● What the task asks
Gather all lines from the material that contain the word "this".
= = = = = = =
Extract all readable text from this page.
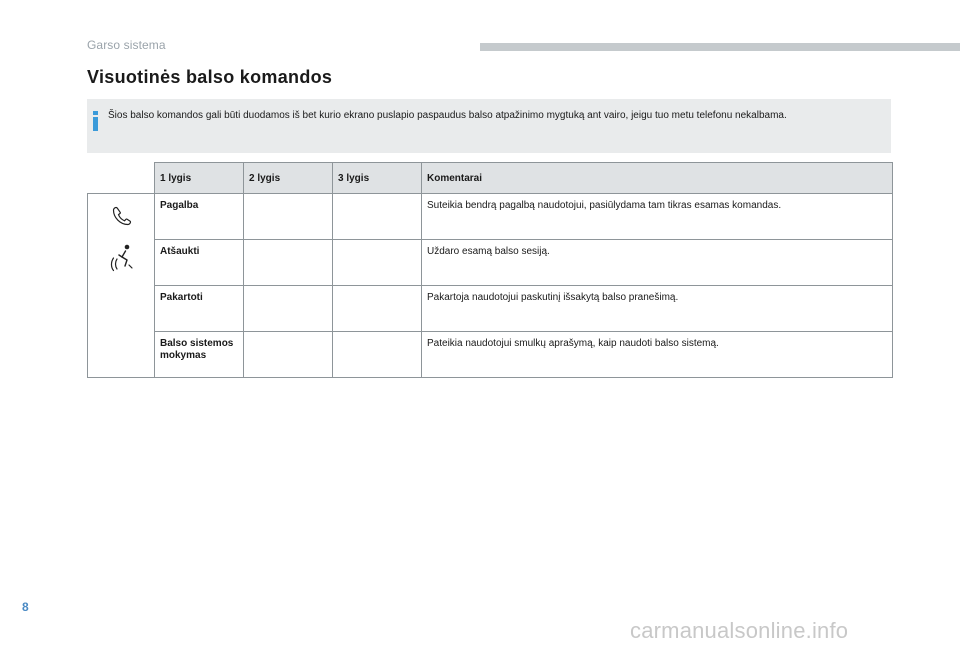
Garso sistema
Visuotinės balso komandos
Šios balso komandos gali būti duodamos iš bet kurio ekrano puslapio paspaudus balso atpažinimo mygtuką ant vairo, jeigu tuo metu telefonu nekalbama.
	1 lygis	2 lygis	3 lygis	Komentarai

	Pagalba			Suteikia bendrą pagalbą naudotojui, pasiūlydama tam tikras esamas komandas.
	Atšaukti			Uždaro esamą balso sesiją.
	Pakartoti			Pakartoja naudotojui paskutinį išsakytą balso pranešimą.
	Balso sistemos mokymas			Pateikia naudotojui smulkų aprašymą, kaip naudoti balso sistemą.
8
carmanualsonline.info
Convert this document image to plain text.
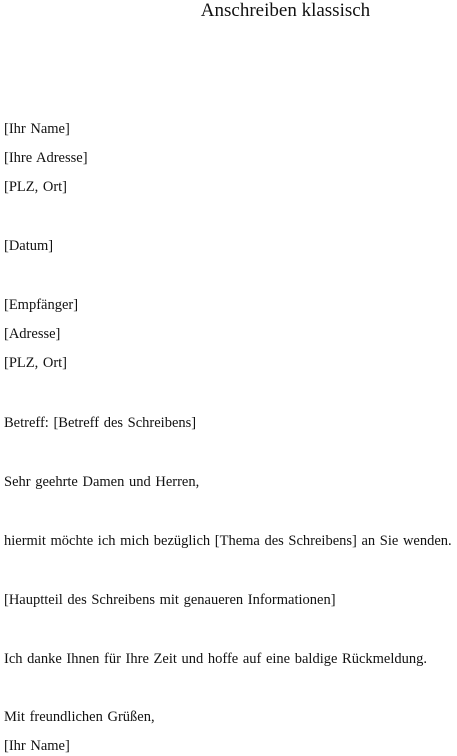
Anschreiben klassisch
[Ihr Name]
[Ihre Adresse]
[PLZ, Ort]
[Datum]
[Empfänger]
[Adresse]
[PLZ, Ort]
Betreff: [Betreff des Schreibens]
Sehr geehrte Damen und Herren,
hiermit möchte ich mich bezüglich [Thema des Schreibens] an Sie wenden.
[Hauptteil des Schreibens mit genaueren Informationen]
Ich danke Ihnen für Ihre Zeit und hoffe auf eine baldige Rückmeldung.
Mit freundlichen Grüßen,
[Ihr Name]
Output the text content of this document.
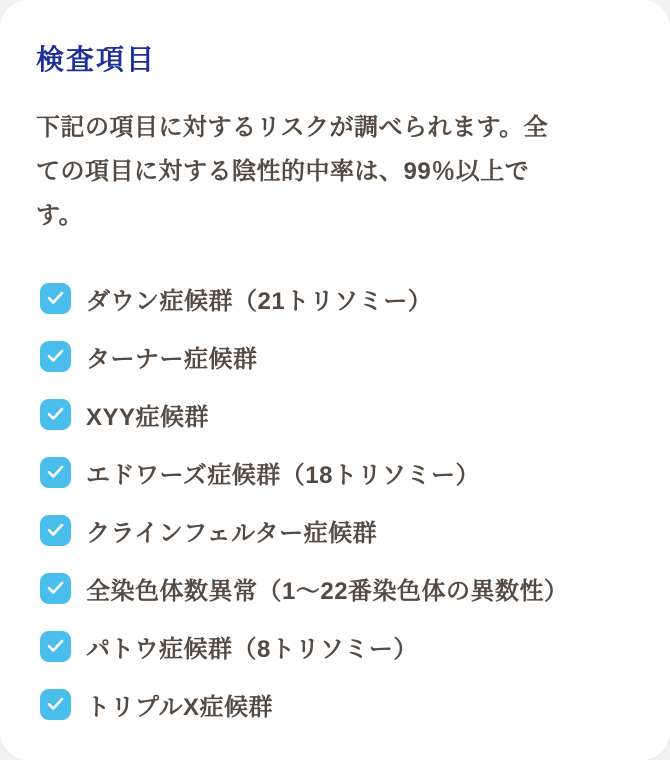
検査項目

下記の項目に対するリスクが調べられます。全ての項目に対する陰性的中率は、99％以上です。

ダウン症候群（21トリソミー）
ターナー症候群
XYY症候群
エドワーズ症候群（18トリソミー）
クラインフェルター症候群
全染色体数異常（1〜22番染色体の異数性）
パトウ症候群（8トリソミー）
トリプルX症候群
= = = = = = =
● Written solution
Extract all readable text from this page.
Convert this document image to plain text.
Output the text content of this document.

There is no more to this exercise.